=== What you need to do ===
In the summary of Diary of a Wimpy Kid: Big Shot below, who ends up winning Field Day?
— start of Selected extract —
Diary of a Wimpy Kid: Big Shot is the sixteenth book in the Diary of a Wimpy Kid series by Jeff Kinney. It was released on October 26, 2021. The story follows Greg Heffley as he reluctantly signs up for basketball. It received generally positive reviews and was a best-seller for several weeks following its release.

Plot 
The book begins with Greg reminiscing about his past experience with sports and why he quit them. Upon learning about a Field Day at school, where the winning homeroom gets a day off, he begins to train for the day. He attempts to go the gym with his father Frank, but they are both kicked out due to Greg making too much noise.

Field Day turns out to be a large disaster, as teachers trade students to give them an advantage, students are paid to fail in the game, and ultimately, the lunch staff wins the day. Due to the custodial staff having to take care of lunch, the principal is forced to give everyone the day off. Greg is sluggish after the catastrophe, but Greg's mom Susan encourages him to give sports one more try, as he reluctantly signs up for basketball.
— end of Selected extract —
— start of Supplied records —
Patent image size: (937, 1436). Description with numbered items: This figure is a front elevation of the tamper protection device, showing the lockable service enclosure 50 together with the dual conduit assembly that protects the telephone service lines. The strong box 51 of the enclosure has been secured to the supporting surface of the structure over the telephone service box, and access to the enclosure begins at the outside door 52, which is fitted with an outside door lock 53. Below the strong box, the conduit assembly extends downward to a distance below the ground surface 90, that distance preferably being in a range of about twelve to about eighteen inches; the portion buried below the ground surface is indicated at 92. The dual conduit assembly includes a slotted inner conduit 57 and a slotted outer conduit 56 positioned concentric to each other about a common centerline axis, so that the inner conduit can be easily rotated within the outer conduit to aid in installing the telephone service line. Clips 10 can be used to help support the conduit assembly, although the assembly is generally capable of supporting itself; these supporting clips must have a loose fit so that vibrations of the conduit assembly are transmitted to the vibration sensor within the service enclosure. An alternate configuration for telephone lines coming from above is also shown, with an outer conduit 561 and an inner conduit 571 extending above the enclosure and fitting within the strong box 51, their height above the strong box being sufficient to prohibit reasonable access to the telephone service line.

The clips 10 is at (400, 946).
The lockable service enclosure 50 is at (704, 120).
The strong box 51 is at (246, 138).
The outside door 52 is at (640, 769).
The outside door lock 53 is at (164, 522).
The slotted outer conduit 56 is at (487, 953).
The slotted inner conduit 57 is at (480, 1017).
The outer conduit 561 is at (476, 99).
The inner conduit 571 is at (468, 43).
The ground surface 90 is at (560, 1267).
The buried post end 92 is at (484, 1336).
— end of Supplied records —
=== Result below ===
The lunch staff